Stored records
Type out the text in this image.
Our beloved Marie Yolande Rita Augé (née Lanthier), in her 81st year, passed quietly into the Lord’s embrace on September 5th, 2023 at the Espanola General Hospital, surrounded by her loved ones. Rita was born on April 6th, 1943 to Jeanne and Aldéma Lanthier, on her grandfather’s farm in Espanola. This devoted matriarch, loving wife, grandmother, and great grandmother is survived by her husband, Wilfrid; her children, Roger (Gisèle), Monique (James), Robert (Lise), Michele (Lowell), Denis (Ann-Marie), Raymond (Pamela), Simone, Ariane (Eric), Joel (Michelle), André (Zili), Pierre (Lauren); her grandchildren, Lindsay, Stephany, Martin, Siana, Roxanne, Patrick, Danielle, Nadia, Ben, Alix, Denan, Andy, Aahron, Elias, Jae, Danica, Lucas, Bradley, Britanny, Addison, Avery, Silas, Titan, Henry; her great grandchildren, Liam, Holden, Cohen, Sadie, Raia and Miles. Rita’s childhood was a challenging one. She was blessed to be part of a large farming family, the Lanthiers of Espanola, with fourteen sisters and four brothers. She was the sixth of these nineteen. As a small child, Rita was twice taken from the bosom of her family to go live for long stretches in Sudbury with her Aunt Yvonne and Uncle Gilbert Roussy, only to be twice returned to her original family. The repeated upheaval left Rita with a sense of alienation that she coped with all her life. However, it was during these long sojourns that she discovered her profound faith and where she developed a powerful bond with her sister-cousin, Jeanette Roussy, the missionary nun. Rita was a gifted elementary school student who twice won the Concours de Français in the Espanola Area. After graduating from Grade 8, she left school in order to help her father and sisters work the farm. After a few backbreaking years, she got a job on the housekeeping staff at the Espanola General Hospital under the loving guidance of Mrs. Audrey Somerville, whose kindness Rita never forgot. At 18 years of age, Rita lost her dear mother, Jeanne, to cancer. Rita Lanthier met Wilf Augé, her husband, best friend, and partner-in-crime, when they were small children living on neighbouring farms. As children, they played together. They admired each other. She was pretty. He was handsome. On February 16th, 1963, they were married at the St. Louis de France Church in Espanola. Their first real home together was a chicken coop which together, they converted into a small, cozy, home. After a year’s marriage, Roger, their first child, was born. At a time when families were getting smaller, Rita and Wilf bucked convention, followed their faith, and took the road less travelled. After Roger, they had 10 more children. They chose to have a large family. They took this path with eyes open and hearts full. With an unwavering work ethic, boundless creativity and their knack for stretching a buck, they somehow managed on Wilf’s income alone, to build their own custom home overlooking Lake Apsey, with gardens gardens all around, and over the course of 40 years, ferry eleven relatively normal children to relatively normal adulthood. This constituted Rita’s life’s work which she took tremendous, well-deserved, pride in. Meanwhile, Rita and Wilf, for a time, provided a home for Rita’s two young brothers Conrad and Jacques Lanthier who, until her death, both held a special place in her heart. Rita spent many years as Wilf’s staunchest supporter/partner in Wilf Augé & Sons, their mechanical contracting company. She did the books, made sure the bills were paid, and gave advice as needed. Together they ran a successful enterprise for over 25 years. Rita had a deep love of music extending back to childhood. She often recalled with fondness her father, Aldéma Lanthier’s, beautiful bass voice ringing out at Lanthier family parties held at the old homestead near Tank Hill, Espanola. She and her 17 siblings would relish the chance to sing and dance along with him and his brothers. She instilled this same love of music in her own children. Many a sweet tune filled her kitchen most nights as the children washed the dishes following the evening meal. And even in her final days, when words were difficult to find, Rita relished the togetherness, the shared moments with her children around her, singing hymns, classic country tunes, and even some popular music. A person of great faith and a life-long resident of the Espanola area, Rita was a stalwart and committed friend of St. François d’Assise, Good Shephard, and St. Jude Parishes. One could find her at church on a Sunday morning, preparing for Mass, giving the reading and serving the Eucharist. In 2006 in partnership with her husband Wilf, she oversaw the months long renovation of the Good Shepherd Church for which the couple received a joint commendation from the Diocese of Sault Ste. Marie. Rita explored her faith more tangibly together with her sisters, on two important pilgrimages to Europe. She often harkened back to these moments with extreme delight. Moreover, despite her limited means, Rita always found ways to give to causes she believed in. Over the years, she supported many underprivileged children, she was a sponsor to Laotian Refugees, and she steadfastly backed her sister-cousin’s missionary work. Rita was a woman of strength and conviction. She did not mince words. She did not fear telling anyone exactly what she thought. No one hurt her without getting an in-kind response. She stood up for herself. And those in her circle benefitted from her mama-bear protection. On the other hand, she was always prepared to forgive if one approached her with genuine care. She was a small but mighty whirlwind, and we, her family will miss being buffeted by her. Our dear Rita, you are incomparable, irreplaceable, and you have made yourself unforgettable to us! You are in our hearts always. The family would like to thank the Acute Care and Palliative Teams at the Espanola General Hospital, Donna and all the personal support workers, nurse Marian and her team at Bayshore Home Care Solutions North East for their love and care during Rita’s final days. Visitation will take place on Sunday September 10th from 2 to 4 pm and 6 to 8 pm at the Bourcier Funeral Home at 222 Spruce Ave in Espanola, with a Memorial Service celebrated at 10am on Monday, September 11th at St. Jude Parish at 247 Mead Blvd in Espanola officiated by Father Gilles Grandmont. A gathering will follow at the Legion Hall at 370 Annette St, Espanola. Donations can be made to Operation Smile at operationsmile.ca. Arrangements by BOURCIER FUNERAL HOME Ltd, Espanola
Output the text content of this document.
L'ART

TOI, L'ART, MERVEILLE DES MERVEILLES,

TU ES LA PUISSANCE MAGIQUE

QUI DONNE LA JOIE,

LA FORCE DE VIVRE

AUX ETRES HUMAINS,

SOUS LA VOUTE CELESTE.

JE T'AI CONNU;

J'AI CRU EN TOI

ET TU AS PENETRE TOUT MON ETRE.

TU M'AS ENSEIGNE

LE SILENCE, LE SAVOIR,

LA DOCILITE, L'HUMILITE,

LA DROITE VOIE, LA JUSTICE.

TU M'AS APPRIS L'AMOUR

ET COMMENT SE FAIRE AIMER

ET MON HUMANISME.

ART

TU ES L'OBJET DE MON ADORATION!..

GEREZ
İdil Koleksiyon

Required work: Look for the word "text" and return every line where it occurs.

The response:
Type out the text in this image.
Output the text content of this document.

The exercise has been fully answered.